--- Start Task input ---

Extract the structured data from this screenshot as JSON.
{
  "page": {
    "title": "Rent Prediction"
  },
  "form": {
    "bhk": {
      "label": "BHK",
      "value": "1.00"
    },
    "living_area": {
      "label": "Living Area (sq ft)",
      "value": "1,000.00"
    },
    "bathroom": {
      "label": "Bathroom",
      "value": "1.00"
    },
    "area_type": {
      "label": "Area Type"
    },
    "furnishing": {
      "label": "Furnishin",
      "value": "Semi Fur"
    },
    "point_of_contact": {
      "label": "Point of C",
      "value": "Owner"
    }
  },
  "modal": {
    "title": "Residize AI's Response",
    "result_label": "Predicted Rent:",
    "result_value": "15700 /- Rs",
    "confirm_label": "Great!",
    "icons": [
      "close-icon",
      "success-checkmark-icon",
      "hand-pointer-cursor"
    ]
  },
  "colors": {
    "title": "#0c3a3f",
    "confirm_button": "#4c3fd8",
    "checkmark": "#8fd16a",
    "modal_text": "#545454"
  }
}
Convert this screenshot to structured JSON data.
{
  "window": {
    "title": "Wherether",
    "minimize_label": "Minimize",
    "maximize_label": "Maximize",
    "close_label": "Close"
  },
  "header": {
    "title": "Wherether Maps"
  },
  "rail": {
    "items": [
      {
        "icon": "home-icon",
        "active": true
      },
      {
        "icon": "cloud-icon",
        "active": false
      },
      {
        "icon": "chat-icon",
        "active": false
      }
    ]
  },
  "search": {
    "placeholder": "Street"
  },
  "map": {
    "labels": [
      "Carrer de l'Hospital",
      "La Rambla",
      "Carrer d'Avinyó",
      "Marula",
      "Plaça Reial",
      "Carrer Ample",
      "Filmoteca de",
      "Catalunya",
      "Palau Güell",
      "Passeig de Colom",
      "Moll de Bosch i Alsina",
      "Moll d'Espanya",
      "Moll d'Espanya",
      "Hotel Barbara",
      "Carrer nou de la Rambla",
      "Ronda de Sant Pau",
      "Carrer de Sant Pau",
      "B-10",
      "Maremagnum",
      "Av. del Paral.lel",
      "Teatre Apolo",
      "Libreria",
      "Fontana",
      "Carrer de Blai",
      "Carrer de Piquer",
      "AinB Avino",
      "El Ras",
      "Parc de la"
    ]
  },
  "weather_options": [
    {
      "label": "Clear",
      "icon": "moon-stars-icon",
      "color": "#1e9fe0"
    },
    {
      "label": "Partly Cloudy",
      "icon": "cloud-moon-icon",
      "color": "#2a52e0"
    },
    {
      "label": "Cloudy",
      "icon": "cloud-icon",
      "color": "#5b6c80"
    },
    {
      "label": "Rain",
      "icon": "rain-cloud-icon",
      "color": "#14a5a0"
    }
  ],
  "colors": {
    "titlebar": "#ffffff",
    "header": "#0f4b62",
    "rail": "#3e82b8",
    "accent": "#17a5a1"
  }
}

--- End Task input ---

What the exercise asks:
Scan the listing above and identify each line holding the string "moon"; copy every such line.

Answer for this exercise:
      "icon": "moon-stars-icon",
      "icon": "cloud-moon-icon",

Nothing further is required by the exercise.